**Stored records:**
%%

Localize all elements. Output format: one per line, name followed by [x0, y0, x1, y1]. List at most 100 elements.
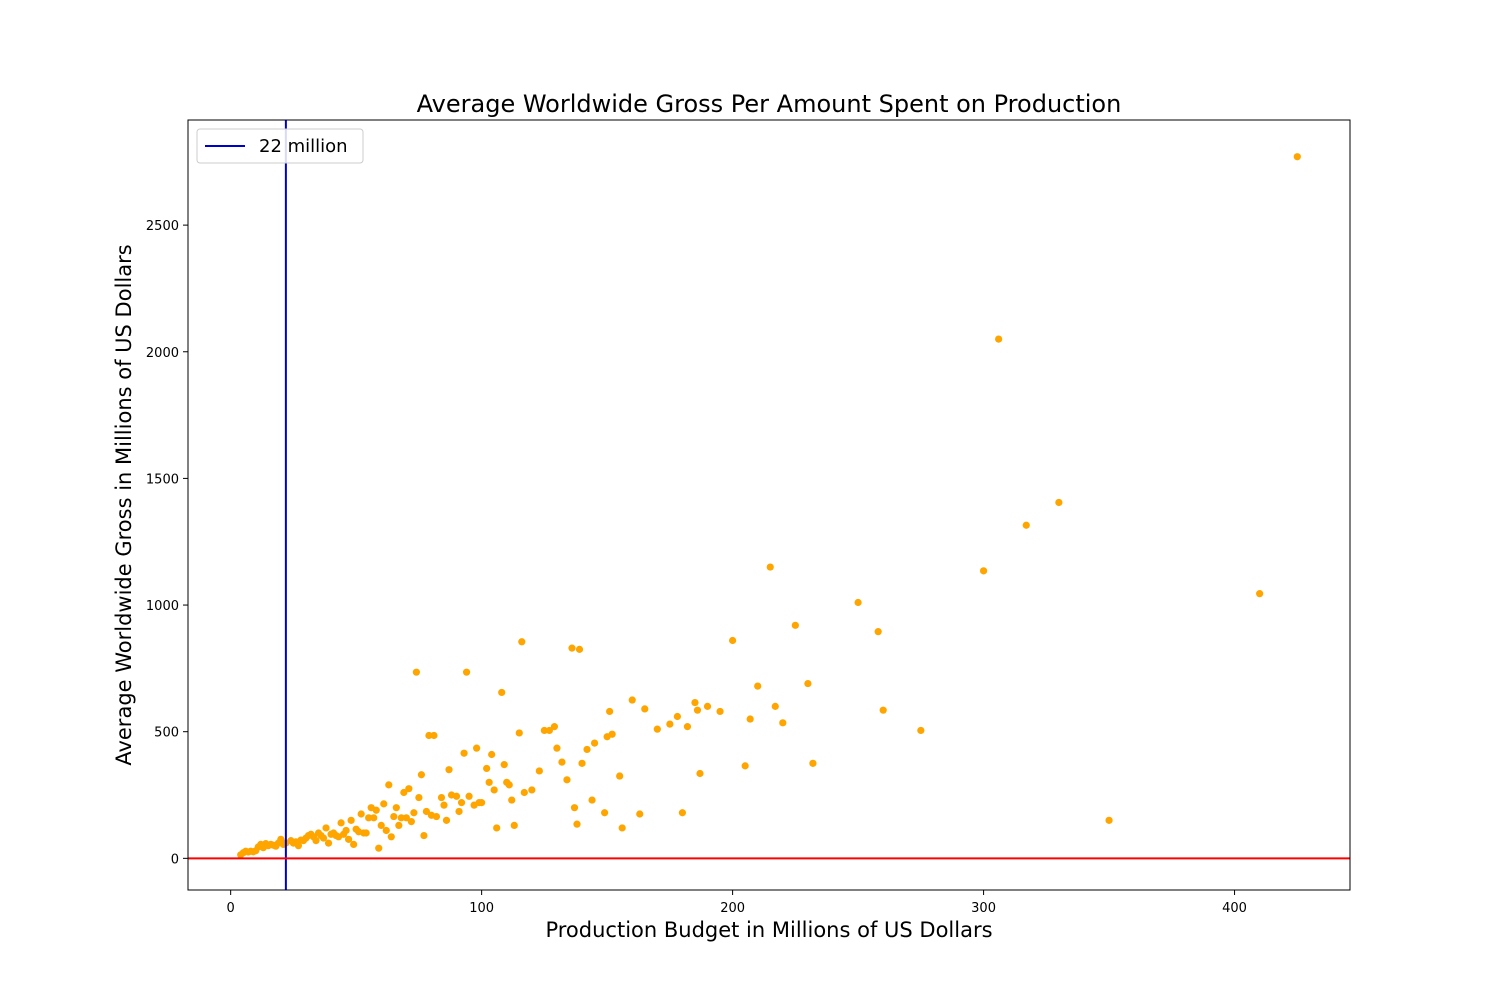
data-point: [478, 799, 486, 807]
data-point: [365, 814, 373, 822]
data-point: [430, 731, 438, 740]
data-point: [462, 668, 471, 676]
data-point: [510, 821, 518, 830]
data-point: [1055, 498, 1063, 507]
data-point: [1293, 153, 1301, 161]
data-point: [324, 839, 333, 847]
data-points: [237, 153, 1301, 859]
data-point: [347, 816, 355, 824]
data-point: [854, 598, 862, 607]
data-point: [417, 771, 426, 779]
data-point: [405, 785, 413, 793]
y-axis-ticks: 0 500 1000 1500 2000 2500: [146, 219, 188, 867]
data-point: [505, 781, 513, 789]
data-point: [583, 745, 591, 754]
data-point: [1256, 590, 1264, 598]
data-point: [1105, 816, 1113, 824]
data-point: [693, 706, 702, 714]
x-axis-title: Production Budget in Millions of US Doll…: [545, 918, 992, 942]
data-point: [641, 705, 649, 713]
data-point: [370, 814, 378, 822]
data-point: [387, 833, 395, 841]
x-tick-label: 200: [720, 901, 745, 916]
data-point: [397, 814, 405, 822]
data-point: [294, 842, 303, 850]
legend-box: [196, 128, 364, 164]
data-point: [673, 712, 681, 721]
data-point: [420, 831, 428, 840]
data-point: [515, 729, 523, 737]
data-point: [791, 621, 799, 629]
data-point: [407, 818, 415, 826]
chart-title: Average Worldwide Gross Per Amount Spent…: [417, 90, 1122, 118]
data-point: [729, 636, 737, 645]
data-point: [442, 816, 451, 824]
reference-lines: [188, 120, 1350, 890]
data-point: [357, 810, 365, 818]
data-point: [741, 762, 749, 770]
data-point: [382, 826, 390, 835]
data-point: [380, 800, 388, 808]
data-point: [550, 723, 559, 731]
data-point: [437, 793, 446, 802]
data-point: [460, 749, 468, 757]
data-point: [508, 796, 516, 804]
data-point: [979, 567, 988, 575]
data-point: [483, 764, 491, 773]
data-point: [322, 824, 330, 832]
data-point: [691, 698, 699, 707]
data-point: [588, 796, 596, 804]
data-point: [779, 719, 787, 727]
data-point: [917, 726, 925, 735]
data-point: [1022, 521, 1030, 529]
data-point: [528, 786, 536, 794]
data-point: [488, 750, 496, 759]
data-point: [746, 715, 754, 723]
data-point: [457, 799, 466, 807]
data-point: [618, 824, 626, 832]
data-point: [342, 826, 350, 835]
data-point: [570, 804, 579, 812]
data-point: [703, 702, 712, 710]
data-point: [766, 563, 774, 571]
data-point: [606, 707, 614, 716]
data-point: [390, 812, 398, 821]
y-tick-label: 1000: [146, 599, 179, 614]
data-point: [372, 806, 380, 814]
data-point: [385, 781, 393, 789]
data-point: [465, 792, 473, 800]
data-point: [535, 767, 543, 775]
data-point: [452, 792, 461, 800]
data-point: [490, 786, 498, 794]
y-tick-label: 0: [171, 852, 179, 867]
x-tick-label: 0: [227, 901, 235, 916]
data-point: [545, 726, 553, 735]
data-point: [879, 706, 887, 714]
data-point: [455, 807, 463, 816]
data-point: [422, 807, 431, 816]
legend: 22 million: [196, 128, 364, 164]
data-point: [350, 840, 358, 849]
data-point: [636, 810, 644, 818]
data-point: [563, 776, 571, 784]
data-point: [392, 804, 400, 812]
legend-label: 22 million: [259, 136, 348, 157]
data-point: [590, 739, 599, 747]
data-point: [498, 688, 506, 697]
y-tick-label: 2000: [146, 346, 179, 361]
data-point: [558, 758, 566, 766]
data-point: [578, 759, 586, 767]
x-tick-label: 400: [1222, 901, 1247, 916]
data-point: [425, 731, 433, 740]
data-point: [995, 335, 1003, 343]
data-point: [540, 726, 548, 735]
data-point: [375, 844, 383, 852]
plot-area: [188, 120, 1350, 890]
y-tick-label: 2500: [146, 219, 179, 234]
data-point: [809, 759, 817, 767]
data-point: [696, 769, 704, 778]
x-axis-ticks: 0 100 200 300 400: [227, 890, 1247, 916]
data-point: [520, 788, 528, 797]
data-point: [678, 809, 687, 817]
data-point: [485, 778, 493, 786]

%%

**Job:** Reproduce only the stretch from the line containing "data-point: [478, 799, 486, 807]" through the line containing "data-point: [347, 816, 355, 824]", substituting "point-cluster" for "data-points" and leaving everything else as it is.

**Output for this task:**
data-point: [478, 799, 486, 807]
data-point: [365, 814, 373, 822]
data-point: [430, 731, 438, 740]
data-point: [462, 668, 471, 676]
data-point: [510, 821, 518, 830]
data-point: [1055, 498, 1063, 507]
data-point: [1293, 153, 1301, 161]
data-point: [324, 839, 333, 847]
point-cluster: [237, 153, 1301, 859]
data-point: [347, 816, 355, 824]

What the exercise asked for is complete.